* **Direction**
Say how many lines of the listing below contain "type", giving the number and nothing else.

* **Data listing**
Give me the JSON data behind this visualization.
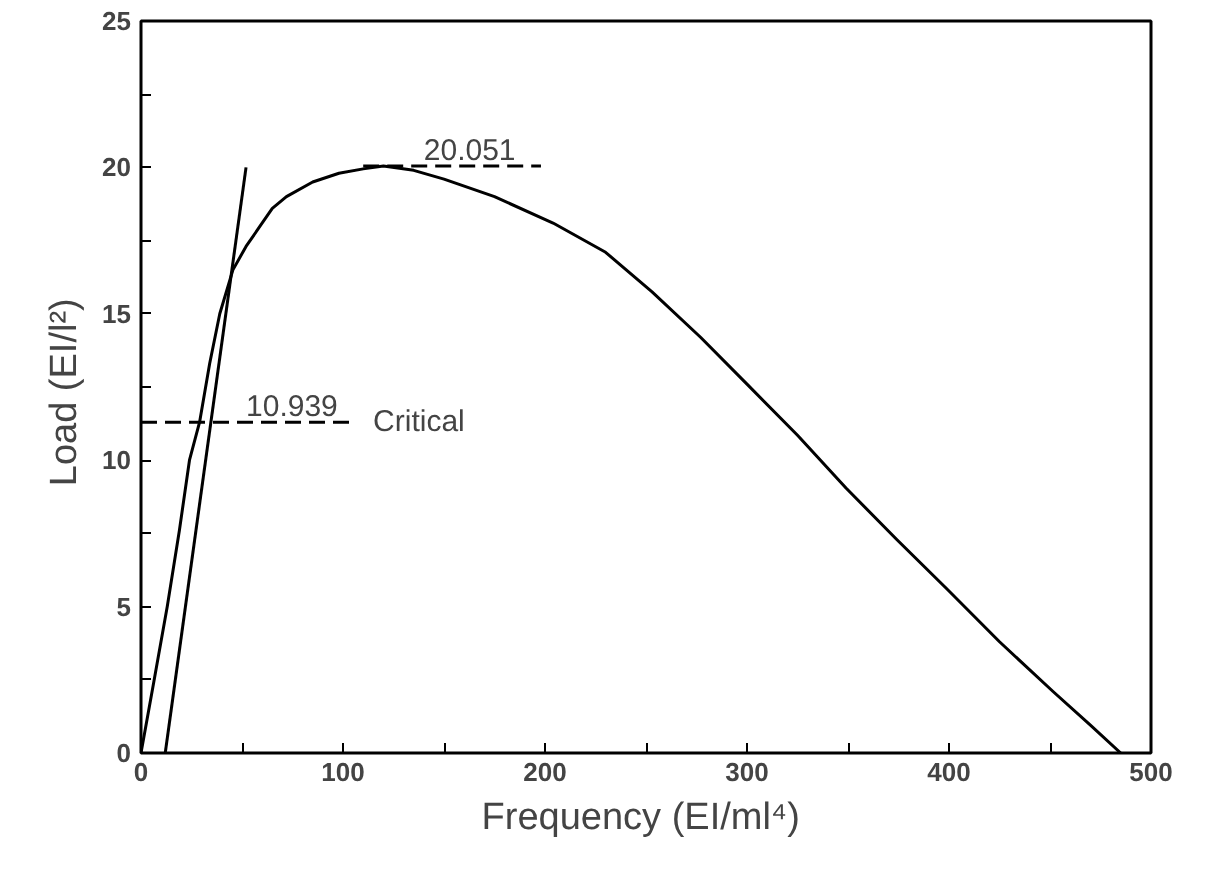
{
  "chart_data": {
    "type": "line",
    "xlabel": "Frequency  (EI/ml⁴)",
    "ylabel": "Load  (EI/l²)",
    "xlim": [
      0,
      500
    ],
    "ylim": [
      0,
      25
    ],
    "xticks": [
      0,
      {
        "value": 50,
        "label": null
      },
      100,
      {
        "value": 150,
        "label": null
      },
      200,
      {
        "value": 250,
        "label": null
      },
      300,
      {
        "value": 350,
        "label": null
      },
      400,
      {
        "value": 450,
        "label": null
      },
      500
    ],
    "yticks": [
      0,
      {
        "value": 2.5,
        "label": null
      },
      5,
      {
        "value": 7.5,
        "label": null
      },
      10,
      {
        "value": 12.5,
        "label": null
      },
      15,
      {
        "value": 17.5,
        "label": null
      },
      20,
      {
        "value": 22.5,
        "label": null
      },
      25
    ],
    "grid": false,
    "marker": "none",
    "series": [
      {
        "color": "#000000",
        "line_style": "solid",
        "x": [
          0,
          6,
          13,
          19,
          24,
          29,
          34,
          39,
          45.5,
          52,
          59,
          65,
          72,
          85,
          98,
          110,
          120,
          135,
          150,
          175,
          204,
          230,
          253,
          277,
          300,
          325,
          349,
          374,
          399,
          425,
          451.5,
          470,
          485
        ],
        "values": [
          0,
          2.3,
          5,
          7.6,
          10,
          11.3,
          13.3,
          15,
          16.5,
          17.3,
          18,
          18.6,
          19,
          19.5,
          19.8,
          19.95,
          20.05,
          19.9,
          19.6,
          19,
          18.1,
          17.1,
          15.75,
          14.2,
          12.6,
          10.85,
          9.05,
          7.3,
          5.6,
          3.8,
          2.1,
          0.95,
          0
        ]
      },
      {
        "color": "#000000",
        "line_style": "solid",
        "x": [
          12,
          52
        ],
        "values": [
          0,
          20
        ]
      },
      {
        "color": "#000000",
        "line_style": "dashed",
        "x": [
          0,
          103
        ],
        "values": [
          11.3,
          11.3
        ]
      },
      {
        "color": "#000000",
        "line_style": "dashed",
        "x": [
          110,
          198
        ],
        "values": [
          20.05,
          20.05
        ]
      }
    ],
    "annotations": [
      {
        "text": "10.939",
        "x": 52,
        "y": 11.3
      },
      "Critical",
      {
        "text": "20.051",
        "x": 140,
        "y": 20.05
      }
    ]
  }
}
==
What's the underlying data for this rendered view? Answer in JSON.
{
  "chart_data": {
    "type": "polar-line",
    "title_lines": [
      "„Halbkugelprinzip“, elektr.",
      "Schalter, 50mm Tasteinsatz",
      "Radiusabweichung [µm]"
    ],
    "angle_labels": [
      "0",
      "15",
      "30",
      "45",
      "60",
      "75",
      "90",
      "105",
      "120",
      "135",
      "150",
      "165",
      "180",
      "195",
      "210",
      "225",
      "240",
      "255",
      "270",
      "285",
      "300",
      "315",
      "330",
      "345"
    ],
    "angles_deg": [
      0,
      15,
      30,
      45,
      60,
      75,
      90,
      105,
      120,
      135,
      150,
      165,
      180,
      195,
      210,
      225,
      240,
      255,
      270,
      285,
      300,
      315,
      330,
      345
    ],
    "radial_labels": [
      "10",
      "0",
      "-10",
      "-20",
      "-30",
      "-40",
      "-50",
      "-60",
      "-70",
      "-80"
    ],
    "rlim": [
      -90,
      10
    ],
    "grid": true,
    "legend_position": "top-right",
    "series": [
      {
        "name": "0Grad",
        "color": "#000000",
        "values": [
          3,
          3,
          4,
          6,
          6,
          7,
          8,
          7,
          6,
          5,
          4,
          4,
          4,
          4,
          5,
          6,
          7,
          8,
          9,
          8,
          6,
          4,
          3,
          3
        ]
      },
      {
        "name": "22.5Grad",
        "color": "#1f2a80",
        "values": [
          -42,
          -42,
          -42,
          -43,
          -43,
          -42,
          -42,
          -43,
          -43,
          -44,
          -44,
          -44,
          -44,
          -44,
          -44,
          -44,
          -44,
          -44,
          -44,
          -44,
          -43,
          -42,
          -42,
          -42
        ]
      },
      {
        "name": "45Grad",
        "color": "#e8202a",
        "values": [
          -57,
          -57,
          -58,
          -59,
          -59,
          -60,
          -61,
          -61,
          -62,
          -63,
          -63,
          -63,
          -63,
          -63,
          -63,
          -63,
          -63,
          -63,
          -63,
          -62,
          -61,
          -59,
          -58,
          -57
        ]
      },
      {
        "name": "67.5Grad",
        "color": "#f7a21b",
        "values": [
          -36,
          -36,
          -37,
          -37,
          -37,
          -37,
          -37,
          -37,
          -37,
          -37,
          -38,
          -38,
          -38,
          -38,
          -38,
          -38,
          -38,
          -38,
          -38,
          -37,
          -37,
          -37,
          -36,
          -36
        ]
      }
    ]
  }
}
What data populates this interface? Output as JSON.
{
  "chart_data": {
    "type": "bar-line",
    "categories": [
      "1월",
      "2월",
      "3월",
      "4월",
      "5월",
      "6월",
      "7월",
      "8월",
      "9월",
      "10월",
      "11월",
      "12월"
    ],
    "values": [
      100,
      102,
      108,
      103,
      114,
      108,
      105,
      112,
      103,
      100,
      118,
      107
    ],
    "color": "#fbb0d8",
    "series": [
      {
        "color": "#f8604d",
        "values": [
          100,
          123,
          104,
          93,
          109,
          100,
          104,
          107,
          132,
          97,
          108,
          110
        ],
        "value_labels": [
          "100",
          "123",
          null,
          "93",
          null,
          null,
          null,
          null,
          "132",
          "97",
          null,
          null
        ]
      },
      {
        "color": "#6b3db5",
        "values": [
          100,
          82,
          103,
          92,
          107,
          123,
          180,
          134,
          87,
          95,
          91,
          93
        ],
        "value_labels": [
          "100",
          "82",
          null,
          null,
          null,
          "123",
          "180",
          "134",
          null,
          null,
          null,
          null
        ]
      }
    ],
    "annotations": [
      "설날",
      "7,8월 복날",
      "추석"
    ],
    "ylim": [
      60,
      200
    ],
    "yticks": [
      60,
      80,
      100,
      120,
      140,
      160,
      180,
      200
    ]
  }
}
==
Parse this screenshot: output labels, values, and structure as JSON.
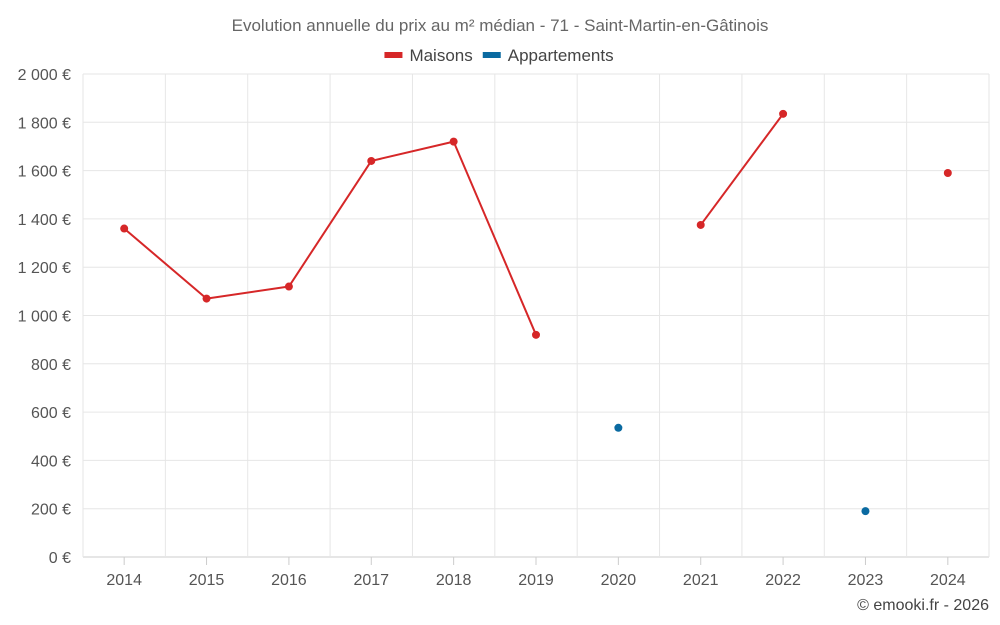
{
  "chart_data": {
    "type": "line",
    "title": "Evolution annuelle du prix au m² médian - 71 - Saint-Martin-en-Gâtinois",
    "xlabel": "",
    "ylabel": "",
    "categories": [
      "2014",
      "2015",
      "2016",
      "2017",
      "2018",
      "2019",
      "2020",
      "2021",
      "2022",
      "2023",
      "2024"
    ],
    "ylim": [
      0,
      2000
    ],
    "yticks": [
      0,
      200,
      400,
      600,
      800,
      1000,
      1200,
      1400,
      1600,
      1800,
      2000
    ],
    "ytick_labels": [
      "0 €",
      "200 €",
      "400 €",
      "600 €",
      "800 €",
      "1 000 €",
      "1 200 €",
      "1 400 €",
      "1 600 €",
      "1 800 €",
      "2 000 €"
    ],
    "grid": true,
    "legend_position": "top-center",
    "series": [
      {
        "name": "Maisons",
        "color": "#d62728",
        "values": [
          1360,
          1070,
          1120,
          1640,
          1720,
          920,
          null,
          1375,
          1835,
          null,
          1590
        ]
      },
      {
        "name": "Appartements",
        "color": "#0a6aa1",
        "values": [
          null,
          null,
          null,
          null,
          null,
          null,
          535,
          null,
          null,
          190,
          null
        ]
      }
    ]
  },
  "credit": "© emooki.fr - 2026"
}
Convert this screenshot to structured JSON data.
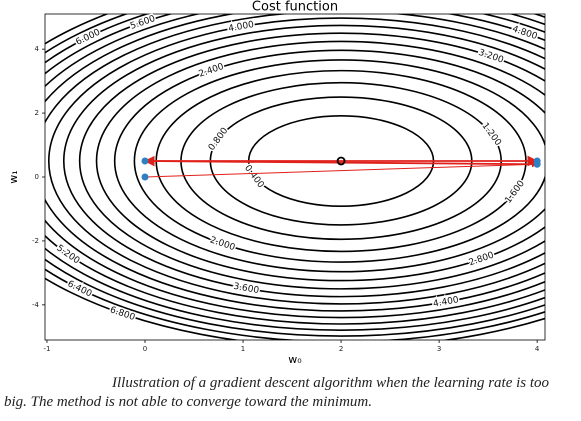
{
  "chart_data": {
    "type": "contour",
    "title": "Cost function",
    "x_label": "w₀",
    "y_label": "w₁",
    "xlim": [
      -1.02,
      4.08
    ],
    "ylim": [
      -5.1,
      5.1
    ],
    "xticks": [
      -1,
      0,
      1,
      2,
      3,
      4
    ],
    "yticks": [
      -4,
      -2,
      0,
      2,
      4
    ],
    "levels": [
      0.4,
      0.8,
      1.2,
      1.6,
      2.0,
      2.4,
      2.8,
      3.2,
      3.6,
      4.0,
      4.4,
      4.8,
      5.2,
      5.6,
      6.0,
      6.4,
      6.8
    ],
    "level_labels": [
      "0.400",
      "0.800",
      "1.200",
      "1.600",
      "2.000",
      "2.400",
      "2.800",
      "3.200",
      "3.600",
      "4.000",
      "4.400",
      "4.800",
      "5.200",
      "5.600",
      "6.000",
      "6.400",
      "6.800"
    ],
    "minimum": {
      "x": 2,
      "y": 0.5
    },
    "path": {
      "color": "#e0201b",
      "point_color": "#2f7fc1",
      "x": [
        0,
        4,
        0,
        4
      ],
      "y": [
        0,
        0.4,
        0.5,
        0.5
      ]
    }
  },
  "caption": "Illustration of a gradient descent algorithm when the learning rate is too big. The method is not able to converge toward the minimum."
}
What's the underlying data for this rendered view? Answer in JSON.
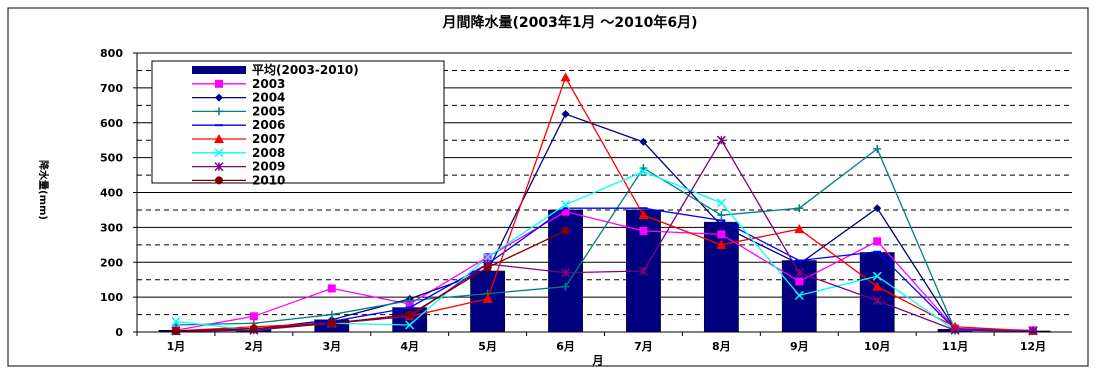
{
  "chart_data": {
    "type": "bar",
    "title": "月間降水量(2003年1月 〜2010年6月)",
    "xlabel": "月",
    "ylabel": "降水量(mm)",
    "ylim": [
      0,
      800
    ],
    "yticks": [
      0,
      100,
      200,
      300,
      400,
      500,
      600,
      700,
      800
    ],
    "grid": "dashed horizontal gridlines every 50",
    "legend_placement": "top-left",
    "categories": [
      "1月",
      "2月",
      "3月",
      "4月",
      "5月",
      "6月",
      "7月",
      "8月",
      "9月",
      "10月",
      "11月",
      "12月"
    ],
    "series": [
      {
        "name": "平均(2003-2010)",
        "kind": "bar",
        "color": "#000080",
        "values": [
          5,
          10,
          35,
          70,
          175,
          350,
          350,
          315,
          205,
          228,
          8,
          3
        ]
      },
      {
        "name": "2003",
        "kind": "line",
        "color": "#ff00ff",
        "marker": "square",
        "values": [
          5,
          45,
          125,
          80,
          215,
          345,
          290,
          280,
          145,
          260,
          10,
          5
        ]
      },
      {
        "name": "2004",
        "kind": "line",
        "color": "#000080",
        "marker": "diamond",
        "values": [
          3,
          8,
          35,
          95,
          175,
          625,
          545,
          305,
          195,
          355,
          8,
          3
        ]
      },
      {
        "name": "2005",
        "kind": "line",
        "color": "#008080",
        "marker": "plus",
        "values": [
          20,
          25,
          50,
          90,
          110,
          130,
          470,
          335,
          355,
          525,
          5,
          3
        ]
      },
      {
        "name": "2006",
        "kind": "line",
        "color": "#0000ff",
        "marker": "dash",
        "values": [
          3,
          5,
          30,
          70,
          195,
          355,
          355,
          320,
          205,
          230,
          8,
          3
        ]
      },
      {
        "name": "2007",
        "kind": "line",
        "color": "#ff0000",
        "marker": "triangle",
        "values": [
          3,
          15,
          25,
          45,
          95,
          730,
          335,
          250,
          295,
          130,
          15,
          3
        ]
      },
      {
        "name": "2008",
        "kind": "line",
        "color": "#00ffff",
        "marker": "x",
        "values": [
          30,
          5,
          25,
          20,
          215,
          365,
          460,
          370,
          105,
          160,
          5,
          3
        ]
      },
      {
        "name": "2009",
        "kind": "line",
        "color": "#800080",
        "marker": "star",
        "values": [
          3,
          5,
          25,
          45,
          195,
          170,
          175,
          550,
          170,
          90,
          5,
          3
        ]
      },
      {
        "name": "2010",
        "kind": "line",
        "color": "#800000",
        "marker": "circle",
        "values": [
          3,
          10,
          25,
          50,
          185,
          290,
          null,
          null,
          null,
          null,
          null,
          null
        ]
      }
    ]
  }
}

* **The result**
6